List every line of the items below that contains the string "Active".
Begin SOURCE RECORDS
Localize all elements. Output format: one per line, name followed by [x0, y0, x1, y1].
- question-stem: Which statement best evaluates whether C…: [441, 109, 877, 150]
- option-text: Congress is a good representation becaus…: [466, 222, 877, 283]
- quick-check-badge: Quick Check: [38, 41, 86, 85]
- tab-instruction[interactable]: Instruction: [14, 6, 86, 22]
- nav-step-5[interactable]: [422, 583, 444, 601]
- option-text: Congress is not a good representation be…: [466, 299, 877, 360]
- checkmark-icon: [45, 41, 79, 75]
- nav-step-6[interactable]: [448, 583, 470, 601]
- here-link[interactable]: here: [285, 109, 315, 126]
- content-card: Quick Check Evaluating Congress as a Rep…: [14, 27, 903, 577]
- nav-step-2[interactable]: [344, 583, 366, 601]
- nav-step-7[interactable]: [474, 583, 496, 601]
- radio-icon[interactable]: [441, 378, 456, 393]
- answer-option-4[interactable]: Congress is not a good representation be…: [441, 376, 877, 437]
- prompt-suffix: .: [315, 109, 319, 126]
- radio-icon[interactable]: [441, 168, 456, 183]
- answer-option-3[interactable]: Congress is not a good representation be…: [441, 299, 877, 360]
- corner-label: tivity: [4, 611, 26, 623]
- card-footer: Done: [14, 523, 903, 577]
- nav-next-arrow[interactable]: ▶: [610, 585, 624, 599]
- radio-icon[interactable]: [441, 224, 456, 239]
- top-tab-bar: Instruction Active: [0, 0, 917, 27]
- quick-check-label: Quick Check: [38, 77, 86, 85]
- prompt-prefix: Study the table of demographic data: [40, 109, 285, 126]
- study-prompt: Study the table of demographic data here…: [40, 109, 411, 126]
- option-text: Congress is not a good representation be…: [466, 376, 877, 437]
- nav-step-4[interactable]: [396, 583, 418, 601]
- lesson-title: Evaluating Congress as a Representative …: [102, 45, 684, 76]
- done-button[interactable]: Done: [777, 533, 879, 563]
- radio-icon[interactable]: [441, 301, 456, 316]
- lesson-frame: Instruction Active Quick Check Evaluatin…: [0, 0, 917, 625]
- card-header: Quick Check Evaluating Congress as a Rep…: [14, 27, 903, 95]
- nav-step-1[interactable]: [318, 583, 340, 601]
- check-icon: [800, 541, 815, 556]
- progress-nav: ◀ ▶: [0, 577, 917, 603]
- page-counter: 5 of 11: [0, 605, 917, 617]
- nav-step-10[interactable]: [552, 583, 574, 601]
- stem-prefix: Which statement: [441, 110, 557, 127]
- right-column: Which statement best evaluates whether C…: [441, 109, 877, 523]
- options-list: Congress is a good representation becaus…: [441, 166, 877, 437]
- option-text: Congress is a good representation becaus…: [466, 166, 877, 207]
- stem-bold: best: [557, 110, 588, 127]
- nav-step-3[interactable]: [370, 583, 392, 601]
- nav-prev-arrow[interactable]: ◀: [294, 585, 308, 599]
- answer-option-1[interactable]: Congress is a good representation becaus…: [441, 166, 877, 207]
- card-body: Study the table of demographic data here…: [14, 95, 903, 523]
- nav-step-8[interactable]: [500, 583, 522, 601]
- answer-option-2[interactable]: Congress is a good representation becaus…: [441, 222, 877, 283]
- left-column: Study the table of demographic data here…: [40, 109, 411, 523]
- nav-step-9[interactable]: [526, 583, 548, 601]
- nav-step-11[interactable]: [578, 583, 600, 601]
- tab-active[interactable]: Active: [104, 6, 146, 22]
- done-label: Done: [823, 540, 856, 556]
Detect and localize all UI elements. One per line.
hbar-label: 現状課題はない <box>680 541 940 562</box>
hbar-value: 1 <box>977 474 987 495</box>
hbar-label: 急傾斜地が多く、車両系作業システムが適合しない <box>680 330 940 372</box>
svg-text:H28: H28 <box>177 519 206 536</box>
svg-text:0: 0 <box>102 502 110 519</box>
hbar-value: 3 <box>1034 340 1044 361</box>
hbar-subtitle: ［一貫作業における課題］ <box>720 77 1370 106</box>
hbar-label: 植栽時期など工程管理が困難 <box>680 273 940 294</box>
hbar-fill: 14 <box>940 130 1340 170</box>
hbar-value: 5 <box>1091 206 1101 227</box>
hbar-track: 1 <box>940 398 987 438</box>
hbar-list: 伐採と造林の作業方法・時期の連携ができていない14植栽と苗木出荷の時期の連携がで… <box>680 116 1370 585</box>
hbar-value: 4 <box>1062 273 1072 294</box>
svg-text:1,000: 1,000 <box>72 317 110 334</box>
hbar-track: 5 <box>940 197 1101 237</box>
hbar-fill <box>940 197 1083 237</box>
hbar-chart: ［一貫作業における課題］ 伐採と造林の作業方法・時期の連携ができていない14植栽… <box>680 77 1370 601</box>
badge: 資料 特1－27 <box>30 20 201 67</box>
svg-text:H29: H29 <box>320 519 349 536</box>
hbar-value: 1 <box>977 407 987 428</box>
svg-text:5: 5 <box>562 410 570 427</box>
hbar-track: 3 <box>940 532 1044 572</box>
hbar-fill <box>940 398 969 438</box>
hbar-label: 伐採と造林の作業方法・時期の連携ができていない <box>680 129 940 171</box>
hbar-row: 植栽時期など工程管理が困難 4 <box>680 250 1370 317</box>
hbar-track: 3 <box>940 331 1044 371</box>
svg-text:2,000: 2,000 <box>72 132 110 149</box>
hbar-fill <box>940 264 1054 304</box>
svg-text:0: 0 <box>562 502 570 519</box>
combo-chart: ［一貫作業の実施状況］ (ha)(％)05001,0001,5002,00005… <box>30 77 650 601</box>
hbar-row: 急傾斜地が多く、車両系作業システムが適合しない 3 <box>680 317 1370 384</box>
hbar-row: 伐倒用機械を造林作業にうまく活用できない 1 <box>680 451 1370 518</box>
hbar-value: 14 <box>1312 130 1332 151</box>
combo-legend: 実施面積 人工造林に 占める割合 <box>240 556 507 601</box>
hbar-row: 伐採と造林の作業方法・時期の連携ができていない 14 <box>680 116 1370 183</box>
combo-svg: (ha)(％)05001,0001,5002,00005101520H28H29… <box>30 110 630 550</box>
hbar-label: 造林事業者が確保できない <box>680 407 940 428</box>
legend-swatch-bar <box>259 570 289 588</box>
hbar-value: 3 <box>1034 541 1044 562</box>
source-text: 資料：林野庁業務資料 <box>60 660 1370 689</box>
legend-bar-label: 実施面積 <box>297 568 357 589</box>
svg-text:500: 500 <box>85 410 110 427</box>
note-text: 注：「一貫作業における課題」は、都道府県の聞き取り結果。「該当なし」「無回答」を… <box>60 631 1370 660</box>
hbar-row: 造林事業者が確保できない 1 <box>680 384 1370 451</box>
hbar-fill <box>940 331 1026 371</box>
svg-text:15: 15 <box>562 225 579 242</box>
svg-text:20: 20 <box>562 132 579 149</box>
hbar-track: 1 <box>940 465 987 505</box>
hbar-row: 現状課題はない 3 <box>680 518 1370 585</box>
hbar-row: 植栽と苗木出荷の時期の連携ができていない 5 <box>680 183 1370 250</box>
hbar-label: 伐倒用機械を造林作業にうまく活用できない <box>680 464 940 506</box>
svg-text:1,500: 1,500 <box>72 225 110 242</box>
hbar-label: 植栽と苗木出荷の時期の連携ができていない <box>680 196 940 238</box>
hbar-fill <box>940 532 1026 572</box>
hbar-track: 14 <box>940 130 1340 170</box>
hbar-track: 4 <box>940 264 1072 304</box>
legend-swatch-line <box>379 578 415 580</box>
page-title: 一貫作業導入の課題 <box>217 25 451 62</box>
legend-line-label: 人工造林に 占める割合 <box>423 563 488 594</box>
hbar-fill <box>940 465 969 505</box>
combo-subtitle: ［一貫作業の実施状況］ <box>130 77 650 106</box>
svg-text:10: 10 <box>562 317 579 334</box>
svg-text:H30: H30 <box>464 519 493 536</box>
End SOURCE RECORDS
OUTPUT FOR THIS TASK:
- top-tab-bar: Instruction Active: [0, 0, 917, 27]
- lesson-frame: Instruction Active Quick Check Evaluatin…: [0, 0, 917, 625]
- tab-active[interactable]: Active: [104, 6, 146, 22]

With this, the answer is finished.